Given records:

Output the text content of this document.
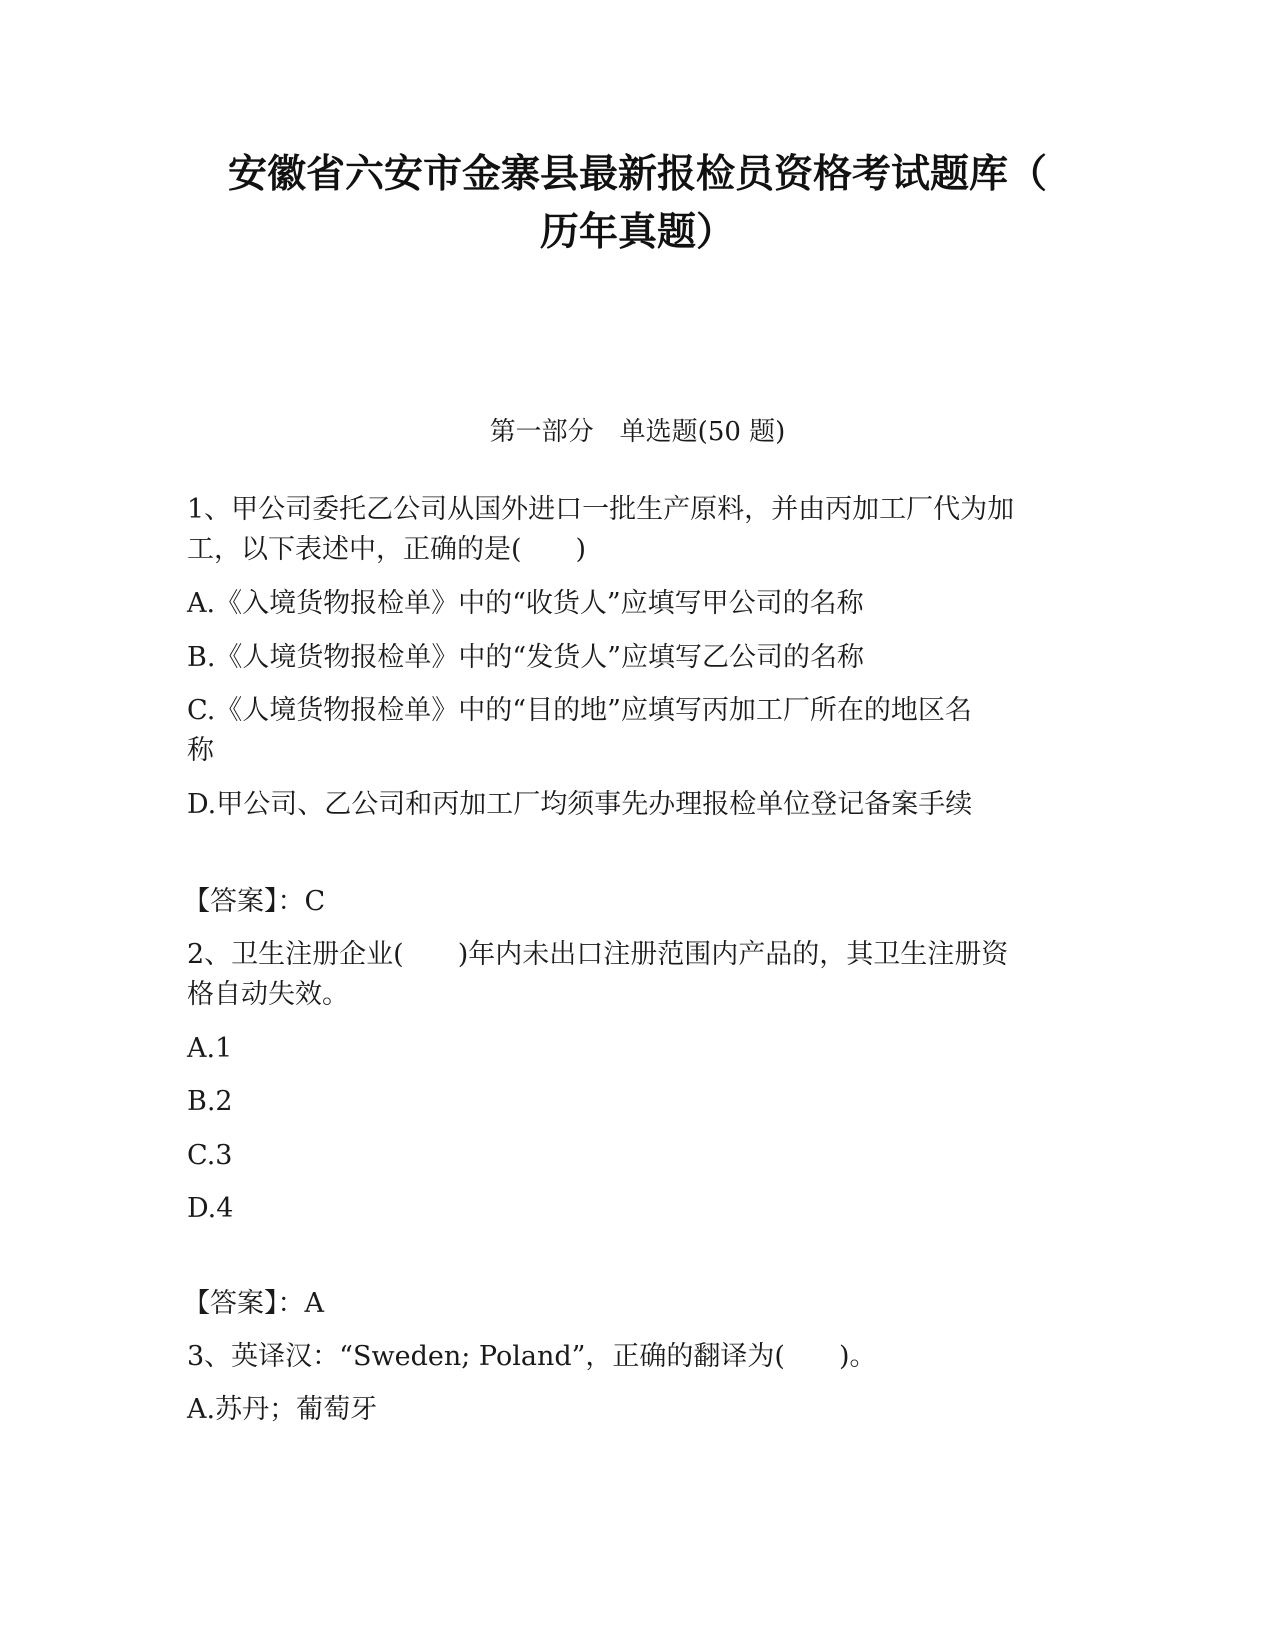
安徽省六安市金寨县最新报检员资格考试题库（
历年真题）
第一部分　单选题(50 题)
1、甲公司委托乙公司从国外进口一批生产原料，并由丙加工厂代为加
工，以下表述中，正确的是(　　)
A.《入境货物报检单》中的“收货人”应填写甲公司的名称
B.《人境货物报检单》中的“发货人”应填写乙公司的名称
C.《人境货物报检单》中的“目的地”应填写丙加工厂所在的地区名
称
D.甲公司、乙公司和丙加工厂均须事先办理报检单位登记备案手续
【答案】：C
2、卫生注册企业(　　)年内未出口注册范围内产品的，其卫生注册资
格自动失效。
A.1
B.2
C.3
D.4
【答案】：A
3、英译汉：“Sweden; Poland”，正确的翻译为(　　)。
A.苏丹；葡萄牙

What you are asked to do: Identify the lines that contain the string "人境货物报检单", and copy every one of them.

The solution:
B.《人境货物报检单》中的“发货人”应填写乙公司的名称
C.《人境货物报检单》中的“目的地”应填写丙加工厂所在的地区名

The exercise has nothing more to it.